▶ **What you are asked to do**:
Write out each line exactly as it stands, please.

--------------------------------

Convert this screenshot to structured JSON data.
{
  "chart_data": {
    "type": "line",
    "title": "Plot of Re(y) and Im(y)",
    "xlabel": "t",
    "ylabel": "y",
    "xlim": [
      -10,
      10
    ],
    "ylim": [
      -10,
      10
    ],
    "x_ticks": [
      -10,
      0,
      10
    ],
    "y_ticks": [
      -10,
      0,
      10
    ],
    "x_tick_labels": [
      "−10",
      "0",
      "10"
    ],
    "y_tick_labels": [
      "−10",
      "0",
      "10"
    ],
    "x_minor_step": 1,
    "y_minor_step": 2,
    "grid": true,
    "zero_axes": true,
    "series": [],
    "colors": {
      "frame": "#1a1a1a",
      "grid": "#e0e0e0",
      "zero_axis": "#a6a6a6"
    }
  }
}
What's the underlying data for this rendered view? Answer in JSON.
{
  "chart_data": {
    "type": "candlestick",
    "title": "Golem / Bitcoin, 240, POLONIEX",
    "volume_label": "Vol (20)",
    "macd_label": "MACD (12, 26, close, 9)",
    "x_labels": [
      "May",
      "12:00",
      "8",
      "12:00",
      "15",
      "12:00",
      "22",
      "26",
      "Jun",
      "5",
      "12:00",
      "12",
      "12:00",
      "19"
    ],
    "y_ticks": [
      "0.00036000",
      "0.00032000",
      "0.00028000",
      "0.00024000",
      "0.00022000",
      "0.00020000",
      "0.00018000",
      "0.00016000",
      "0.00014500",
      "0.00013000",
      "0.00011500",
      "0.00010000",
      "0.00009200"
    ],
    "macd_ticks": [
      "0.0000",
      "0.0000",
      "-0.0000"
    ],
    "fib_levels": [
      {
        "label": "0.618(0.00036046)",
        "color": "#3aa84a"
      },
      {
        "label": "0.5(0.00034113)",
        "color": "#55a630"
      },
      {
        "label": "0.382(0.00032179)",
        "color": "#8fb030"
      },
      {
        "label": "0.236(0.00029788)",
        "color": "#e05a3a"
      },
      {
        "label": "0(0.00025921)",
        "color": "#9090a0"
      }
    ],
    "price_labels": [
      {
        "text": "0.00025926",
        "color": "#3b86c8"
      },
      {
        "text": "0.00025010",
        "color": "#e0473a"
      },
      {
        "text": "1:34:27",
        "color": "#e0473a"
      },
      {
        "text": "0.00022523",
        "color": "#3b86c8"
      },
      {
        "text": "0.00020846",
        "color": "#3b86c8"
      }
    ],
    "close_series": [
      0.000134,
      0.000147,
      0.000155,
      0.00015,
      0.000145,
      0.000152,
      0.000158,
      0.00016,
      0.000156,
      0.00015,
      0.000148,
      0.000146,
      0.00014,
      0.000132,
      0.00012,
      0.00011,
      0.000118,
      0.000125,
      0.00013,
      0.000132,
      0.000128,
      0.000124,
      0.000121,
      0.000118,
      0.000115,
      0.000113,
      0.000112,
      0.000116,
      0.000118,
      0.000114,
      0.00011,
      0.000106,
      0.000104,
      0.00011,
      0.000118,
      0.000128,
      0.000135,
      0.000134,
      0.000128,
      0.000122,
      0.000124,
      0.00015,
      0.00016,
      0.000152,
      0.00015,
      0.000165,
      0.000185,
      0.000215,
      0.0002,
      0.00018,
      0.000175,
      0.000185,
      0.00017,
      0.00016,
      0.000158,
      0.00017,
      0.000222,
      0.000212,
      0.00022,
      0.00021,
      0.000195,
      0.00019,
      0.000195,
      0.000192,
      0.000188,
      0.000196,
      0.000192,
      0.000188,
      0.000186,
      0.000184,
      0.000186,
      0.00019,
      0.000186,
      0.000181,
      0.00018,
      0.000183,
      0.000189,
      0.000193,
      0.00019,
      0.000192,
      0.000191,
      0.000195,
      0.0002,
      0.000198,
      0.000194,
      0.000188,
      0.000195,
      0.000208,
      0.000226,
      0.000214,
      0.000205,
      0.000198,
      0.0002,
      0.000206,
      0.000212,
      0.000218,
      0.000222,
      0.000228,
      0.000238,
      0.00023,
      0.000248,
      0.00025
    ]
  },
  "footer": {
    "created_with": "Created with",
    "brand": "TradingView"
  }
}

--------------------------------

▶ **The completed task**:
Convert this screenshot to structured JSON data.
{
  "chart_data": {
    "type": "line",
    "title": "Plot of Re(y) and Im(y)",
    "xlabel": "t",
    "ylabel": "y",
    "xlim": [
      -10,
      10
    ],
    "ylim": [
      -10,
      10
    ],
    "x_ticks": [
      -10,
      0,
      10
    ],
    "y_ticks": [
      -10,
      0,
      10
    ],
    "x_tick_labels": [
      "−10",
      "0",
      "10"
    ],
    "y_tick_labels": [
      "−10",
      "0",
      "10"
    ],
    "x_minor_step": 1,
    "y_minor_step": 2,
    "grid": true,
    "zero_axes": true,
    "series": [],
    "colors": {
      "frame": "#1a1a1a",
      "grid": "#e0e0e0",
      "zero_axis": "#a6a6a6"
    }
  }
}
What's the underlying data for this rendered view? Answer in JSON.
{
  "chart_data": {
    "type": "candlestick",
    "title": "Golem / Bitcoin, 240, POLONIEX",
    "volume_label": "Vol (20)",
    "macd_label": "MACD (12, 26, close, 9)",
    "x_labels": [
      "May",
      "12:00",
      "8",
      "12:00",
      "15",
      "12:00",
      "22",
      "26",
      "Jun",
      "5",
      "12:00",
      "12",
      "12:00",
      "19"
    ],
    "y_ticks": [
      "0.00036000",
      "0.00032000",
      "0.00028000",
      "0.00024000",
      "0.00022000",
      "0.00020000",
      "0.00018000",
      "0.00016000",
      "0.00014500",
      "0.00013000",
      "0.00011500",
      "0.00010000",
      "0.00009200"
    ],
    "macd_ticks": [
      "0.0000",
      "0.0000",
      "-0.0000"
    ],
    "fib_levels": [
      {
        "label": "0.618(0.00036046)",
        "color": "#3aa84a"
      },
      {
        "label": "0.5(0.00034113)",
        "color": "#55a630"
      },
      {
        "label": "0.382(0.00032179)",
        "color": "#8fb030"
      },
      {
        "label": "0.236(0.00029788)",
        "color": "#e05a3a"
      },
      {
        "label": "0(0.00025921)",
        "color": "#9090a0"
      }
    ],
    "price_labels": [
      {
        "text": "0.00025926",
        "color": "#3b86c8"
      },
      {
        "text": "0.00025010",
        "color": "#e0473a"
      },
      {
        "text": "1:34:27",
        "color": "#e0473a"
      },
      {
        "text": "0.00022523",
        "color": "#3b86c8"
      },
      {
        "text": "0.00020846",
        "color": "#3b86c8"
      }
    ],
    "close_series": [
      0.000134,
      0.000147,
      0.000155,
      0.00015,
      0.000145,
      0.000152,
      0.000158,
      0.00016,
      0.000156,
      0.00015,
      0.000148,
      0.000146,
      0.00014,
      0.000132,
      0.00012,
      0.00011,
      0.000118,
      0.000125,
      0.00013,
      0.000132,
      0.000128,
      0.000124,
      0.000121,
      0.000118,
      0.000115,
      0.000113,
      0.000112,
      0.000116,
      0.000118,
      0.000114,
      0.00011,
      0.000106,
      0.000104,
      0.00011,
      0.000118,
      0.000128,
      0.000135,
      0.000134,
      0.000128,
      0.000122,
      0.000124,
      0.00015,
      0.00016,
      0.000152,
      0.00015,
      0.000165,
      0.000185,
      0.000215,
      0.0002,
      0.00018,
      0.000175,
      0.000185,
      0.00017,
      0.00016,
      0.000158,
      0.00017,
      0.000222,
      0.000212,
      0.00022,
      0.00021,
      0.000195,
      0.00019,
      0.000195,
      0.000192,
      0.000188,
      0.000196,
      0.000192,
      0.000188,
      0.000186,
      0.000184,
      0.000186,
      0.00019,
      0.000186,
      0.000181,
      0.00018,
      0.000183,
      0.000189,
      0.000193,
      0.00019,
      0.000192,
      0.000191,
      0.000195,
      0.0002,
      0.000198,
      0.000194,
      0.000188,
      0.000195,
      0.000208,
      0.000226,
      0.000214,
      0.000205,
      0.000198,
      0.0002,
      0.000206,
      0.000212,
      0.000218,
      0.000222,
      0.000228,
      0.000238,
      0.00023,
      0.000248,
      0.00025
    ]
  },
  "footer": {
    "created_with": "Created with",
    "brand": "TradingView"
  }
}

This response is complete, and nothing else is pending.